** Begin EXERCISE INPUTS **
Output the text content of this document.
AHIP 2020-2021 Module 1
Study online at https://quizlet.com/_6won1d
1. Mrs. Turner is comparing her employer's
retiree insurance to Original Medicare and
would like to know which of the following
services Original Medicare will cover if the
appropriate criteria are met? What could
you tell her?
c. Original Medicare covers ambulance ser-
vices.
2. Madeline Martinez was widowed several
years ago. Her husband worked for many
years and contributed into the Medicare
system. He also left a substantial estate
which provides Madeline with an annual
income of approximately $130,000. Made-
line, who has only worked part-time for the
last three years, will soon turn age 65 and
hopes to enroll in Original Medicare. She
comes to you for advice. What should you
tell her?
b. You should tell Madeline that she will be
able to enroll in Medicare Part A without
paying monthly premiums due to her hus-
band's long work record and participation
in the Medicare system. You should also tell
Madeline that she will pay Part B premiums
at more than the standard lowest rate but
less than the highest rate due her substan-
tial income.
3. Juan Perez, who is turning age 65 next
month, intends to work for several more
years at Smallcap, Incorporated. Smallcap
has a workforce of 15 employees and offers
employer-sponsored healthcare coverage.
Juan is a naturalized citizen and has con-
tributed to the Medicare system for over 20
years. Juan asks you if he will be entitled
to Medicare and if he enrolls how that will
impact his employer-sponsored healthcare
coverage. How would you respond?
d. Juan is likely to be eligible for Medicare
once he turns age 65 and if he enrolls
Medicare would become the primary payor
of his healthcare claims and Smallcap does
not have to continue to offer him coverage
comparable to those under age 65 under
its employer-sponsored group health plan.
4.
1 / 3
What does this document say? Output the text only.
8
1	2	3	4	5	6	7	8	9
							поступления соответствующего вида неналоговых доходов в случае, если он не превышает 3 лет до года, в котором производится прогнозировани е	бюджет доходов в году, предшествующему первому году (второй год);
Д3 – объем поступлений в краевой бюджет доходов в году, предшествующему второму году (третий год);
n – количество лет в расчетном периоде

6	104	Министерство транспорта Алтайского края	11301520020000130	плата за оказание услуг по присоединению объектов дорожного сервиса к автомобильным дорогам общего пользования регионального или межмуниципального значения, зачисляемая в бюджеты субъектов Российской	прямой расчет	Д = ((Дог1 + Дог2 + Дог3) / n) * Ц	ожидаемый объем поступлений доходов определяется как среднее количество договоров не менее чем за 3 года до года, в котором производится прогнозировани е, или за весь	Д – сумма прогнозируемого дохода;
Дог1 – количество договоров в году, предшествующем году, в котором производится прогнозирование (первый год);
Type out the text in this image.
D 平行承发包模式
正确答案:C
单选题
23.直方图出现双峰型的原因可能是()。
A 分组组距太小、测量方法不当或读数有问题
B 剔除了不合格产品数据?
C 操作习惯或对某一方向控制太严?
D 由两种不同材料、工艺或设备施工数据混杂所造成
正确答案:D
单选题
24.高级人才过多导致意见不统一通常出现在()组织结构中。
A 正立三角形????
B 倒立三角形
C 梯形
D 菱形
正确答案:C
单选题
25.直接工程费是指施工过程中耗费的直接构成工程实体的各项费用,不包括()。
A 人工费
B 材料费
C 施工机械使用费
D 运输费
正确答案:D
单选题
** End EXERCISE INPUTS **
# WHAT IS BEING ASKED
Quote exactly and only the lines from the one holding "What does this" through the end of the data.

# ANSWER BELOW
What does this document say? Output the text only.
8
1	2	3	4	5	6	7	8	9
							поступления соответствующего вида неналоговых доходов в случае, если он не превышает 3 лет до года, в котором производится прогнозировани е	бюджет доходов в году, предшествующему первому году (второй год);
Д3 – объем поступлений в краевой бюджет доходов в году, предшествующему второму году (третий год);
n – количество лет в расчетном периоде

6	104	Министерство транспорта Алтайского края	11301520020000130	плата за оказание услуг по присоединению объектов дорожного сервиса к автомобильным дорогам общего пользования регионального или межмуниципального значения, зачисляемая в бюджеты субъектов Российской	прямой расчет	Д = ((Дог1 + Дог2 + Дог3) / n) * Ц	ожидаемый объем поступлений доходов определяется как среднее количество договоров не менее чем за 3 года до года, в котором производится прогнозировани е, или за весь	Д – сумма прогнозируемого дохода;
Дог1 – количество договоров в году, предшествующем году, в котором производится прогнозирование (первый год);
Type out the text in this image.
D 平行承发包模式
正确答案:C
单选题
23.直方图出现双峰型的原因可能是()。
A 分组组距太小、测量方法不当或读数有问题
B 剔除了不合格产品数据?
C 操作习惯或对某一方向控制太严?
D 由两种不同材料、工艺或设备施工数据混杂所造成
正确答案:D
单选题
24.高级人才过多导致意见不统一通常出现在()组织结构中。
A 正立三角形????
B 倒立三角形
C 梯形
D 菱形
正确答案:C
单选题
25.直接工程费是指施工过程中耗费的直接构成工程实体的各项费用,不包括()。
A 人工费
B 材料费
C 施工机械使用费
D 运输费
正确答案:D
单选题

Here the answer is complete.